* _ASSIGNMENT_
Set each line of the data down exactly, please.

* _DATASET_
__________

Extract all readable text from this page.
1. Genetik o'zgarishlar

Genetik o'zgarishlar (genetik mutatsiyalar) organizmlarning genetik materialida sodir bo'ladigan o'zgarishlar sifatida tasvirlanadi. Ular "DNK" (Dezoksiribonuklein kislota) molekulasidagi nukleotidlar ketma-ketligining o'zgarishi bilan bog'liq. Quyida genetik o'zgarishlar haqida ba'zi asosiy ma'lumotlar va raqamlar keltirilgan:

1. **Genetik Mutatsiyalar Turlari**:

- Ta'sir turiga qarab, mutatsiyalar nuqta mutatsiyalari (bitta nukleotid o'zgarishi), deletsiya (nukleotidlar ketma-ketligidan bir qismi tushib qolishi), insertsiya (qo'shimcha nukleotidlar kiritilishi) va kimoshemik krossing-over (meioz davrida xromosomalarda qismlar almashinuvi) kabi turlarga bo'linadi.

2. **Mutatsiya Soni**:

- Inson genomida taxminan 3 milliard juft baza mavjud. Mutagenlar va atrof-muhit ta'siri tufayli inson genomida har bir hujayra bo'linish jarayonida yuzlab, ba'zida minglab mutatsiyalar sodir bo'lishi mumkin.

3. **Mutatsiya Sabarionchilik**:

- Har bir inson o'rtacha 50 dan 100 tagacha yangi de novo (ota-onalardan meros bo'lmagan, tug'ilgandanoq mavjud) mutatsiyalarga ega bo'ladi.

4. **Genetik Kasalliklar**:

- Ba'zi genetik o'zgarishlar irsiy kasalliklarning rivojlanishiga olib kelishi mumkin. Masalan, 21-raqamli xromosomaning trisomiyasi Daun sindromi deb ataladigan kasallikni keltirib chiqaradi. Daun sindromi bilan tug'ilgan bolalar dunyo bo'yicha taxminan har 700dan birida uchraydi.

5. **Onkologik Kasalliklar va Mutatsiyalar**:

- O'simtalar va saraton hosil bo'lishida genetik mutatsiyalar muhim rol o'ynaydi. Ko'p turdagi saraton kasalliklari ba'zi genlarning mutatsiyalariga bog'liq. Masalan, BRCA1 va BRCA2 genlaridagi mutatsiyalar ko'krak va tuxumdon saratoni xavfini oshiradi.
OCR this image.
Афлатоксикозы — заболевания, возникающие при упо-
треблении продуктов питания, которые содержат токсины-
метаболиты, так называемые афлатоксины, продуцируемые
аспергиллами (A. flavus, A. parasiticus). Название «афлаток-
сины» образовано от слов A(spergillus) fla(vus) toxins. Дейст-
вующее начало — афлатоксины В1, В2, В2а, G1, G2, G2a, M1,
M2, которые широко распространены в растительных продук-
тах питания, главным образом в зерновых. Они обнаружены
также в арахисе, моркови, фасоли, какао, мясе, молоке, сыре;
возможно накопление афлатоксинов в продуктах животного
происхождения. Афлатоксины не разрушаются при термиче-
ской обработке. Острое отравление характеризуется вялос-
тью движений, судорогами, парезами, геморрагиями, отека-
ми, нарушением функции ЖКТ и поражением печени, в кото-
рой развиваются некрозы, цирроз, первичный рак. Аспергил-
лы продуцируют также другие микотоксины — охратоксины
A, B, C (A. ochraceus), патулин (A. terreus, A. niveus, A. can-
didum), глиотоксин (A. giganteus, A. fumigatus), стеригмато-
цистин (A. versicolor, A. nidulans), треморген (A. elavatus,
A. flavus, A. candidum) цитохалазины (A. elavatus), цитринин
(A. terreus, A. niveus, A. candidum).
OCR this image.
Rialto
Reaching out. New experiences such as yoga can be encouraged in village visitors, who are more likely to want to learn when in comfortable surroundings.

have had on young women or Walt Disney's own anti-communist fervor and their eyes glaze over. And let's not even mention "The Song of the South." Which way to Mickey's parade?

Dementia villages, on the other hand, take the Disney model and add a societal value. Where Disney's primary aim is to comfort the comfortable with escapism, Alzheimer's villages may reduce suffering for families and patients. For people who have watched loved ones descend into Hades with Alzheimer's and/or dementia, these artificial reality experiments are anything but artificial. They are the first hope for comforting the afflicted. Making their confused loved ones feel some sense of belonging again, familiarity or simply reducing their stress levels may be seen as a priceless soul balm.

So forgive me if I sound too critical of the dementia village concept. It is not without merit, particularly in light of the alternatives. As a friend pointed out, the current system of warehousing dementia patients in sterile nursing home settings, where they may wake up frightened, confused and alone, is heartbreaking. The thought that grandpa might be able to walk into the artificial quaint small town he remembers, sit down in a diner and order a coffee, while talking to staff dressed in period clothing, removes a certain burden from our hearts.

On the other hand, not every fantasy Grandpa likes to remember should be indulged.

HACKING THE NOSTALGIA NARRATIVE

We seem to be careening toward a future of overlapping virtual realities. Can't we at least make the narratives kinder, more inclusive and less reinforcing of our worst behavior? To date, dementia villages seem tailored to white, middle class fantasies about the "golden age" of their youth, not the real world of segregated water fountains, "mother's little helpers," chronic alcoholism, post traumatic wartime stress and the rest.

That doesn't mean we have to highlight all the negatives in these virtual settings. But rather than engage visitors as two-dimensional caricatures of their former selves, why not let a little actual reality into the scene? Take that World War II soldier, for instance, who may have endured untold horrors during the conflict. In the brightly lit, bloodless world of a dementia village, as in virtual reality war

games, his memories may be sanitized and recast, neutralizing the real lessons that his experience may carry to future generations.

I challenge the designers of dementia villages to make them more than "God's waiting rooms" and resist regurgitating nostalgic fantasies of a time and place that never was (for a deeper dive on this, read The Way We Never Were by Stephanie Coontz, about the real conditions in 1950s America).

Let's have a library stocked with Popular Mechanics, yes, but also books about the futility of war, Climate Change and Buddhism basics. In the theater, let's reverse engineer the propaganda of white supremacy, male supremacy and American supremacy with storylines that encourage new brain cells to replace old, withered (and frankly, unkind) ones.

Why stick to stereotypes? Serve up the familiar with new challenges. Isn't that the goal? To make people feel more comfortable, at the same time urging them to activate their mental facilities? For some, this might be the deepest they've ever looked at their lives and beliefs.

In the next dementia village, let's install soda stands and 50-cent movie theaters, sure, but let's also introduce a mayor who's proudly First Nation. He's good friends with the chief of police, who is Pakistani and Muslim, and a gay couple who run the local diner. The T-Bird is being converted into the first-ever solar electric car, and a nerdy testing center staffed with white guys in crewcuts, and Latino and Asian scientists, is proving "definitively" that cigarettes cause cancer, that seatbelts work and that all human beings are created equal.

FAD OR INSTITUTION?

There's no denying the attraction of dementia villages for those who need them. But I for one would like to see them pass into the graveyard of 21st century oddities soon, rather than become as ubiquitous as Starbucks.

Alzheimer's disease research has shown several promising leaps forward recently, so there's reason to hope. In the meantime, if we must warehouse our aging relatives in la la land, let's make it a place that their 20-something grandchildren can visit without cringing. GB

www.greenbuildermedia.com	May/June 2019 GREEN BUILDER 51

__________

* _RESPONSE_
Extract all readable text from this page.
1. Genetik o'zgarishlar

Genetik o'zgarishlar (genetik mutatsiyalar) organizmlarning genetik materialida sodir bo'ladigan o'zgarishlar sifatida tasvirlanadi. Ular "DNK" (Dezoksiribonuklein kislota) molekulasidagi nukleotidlar ketma-ketligining o'zgarishi bilan bog'liq. Quyida genetik o'zgarishlar haqida ba'zi asosiy ma'lumotlar va raqamlar keltirilgan:

1. **Genetik Mutatsiyalar Turlari**:

- Ta'sir turiga qarab, mutatsiyalar nuqta mutatsiyalari (bitta nukleotid o'zgarishi), deletsiya (nukleotidlar ketma-ketligidan bir qismi tushib qolishi), insertsiya (qo'shimcha nukleotidlar kiritilishi) va kimoshemik krossing-over (meioz davrida xromosomalarda qismlar almashinuvi) kabi turlarga bo'linadi.

2. **Mutatsiya Soni**:

- Inson genomida taxminan 3 milliard juft baza mavjud. Mutagenlar va atrof-muhit ta'siri tufayli inson genomida har bir hujayra bo'linish jarayonida yuzlab, ba'zida minglab mutatsiyalar sodir bo'lishi mumkin.

3. **Mutatsiya Sabarionchilik**:

- Har bir inson o'rtacha 50 dan 100 tagacha yangi de novo (ota-onalardan meros bo'lmagan, tug'ilgandanoq mavjud) mutatsiyalarga ega bo'ladi.

4. **Genetik Kasalliklar**:

- Ba'zi genetik o'zgarishlar irsiy kasalliklarning rivojlanishiga olib kelishi mumkin. Masalan, 21-raqamli xromosomaning trisomiyasi Daun sindromi deb ataladigan kasallikni keltirib chiqaradi. Daun sindromi bilan tug'ilgan bolalar dunyo bo'yicha taxminan har 700dan birida uchraydi.

5. **Onkologik Kasalliklar va Mutatsiyalar**:

- O'simtalar va saraton hosil bo'lishida genetik mutatsiyalar muhim rol o'ynaydi. Ko'p turdagi saraton kasalliklari ba'zi genlarning mutatsiyalariga bog'liq. Masalan, BRCA1 va BRCA2 genlaridagi mutatsiyalar ko'krak va tuxumdon saratoni xavfini oshiradi.
OCR this image.
Афлатоксикозы — заболевания, возникающие при упо-
треблении продуктов питания, которые содержат токсины-
метаболиты, так называемые афлатоксины, продуцируемые
аспергиллами (A. flavus, A. parasiticus). Название «афлаток-
сины» образовано от слов A(spergillus) fla(vus) toxins. Дейст-
вующее начало — афлатоксины В1, В2, В2а, G1, G2, G2a, M1,
M2, которые широко распространены в растительных продук-
тах питания, главным образом в зерновых. Они обнаружены
также в арахисе, моркови, фасоли, какао, мясе, молоке, сыре;
возможно накопление афлатоксинов в продуктах животного
происхождения. Афлатоксины не разрушаются при термиче-
ской обработке. Острое отравление характеризуется вялос-
тью движений, судорогами, парезами, геморрагиями, отека-
ми, нарушением функции ЖКТ и поражением печени, в кото-
рой развиваются некрозы, цирроз, первичный рак. Аспергил-
лы продуцируют также другие микотоксины — охратоксины
A, B, C (A. ochraceus), патулин (A. terreus, A. niveus, A. can-
didum), глиотоксин (A. giganteus, A. fumigatus), стеригмато-
цистин (A. versicolor, A. nidulans), треморген (A. elavatus,
A. flavus, A. candidum) цитохалазины (A. elavatus), цитринин
(A. terreus, A. niveus, A. candidum).
OCR this image.
Rialto
Reaching out. New experiences such as yoga can be encouraged in village visitors, who are more likely to want to learn when in comfortable surroundings.

have had on young women or Walt Disney's own anti-communist fervor and their eyes glaze over. And let's not even mention "The Song of the South." Which way to Mickey's parade?

Dementia villages, on the other hand, take the Disney model and add a societal value. Where Disney's primary aim is to comfort the comfortable with escapism, Alzheimer's villages may reduce suffering for families and patients. For people who have watched loved ones descend into Hades with Alzheimer's and/or dementia, these artificial reality experiments are anything but artificial. They are the first hope for comforting the afflicted. Making their confused loved ones feel some sense of belonging again, familiarity or simply reducing their stress levels may be seen as a priceless soul balm.

So forgive me if I sound too critical of the dementia village concept. It is not without merit, particularly in light of the alternatives. As a friend pointed out, the current system of warehousing dementia patients in sterile nursing home settings, where they may wake up frightened, confused and alone, is heartbreaking. The thought that grandpa might be able to walk into the artificial quaint small town he remembers, sit down in a diner and order a coffee, while talking to staff dressed in period clothing, removes a certain burden from our hearts.

On the other hand, not every fantasy Grandpa likes to remember should be indulged.

HACKING THE NOSTALGIA NARRATIVE

We seem to be careening toward a future of overlapping virtual realities. Can't we at least make the narratives kinder, more inclusive and less reinforcing of our worst behavior? To date, dementia villages seem tailored to white, middle class fantasies about the "golden age" of their youth, not the real world of segregated water fountains, "mother's little helpers," chronic alcoholism, post traumatic wartime stress and the rest.

That doesn't mean we have to highlight all the negatives in these virtual settings. But rather than engage visitors as two-dimensional caricatures of their former selves, why not let a little actual reality into the scene? Take that World War II soldier, for instance, who may have endured untold horrors during the conflict. In the brightly lit, bloodless world of a dementia village, as in virtual reality war

games, his memories may be sanitized and recast, neutralizing the real lessons that his experience may carry to future generations.

I challenge the designers of dementia villages to make them more than "God's waiting rooms" and resist regurgitating nostalgic fantasies of a time and place that never was (for a deeper dive on this, read The Way We Never Were by Stephanie Coontz, about the real conditions in 1950s America).

Let's have a library stocked with Popular Mechanics, yes, but also books about the futility of war, Climate Change and Buddhism basics. In the theater, let's reverse engineer the propaganda of white supremacy, male supremacy and American supremacy with storylines that encourage new brain cells to replace old, withered (and frankly, unkind) ones.

Why stick to stereotypes? Serve up the familiar with new challenges. Isn't that the goal? To make people feel more comfortable, at the same time urging them to activate their mental facilities? For some, this might be the deepest they've ever looked at their lives and beliefs.

In the next dementia village, let's install soda stands and 50-cent movie theaters, sure, but let's also introduce a mayor who's proudly First Nation. He's good friends with the chief of police, who is Pakistani and Muslim, and a gay couple who run the local diner. The T-Bird is being converted into the first-ever solar electric car, and a nerdy testing center staffed with white guys in crewcuts, and Latino and Asian scientists, is proving "definitively" that cigarettes cause cancer, that seatbelts work and that all human beings are created equal.

FAD OR INSTITUTION?

There's no denying the attraction of dementia villages for those who need them. But I for one would like to see them pass into the graveyard of 21st century oddities soon, rather than become as ubiquitous as Starbucks.

Alzheimer's disease research has shown several promising leaps forward recently, so there's reason to hope. In the meantime, if we must warehouse our aging relatives in la la land, let's make it a place that their 20-something grandchildren can visit without cringing. GB

www.greenbuildermedia.com	May/June 2019 GREEN BUILDER 51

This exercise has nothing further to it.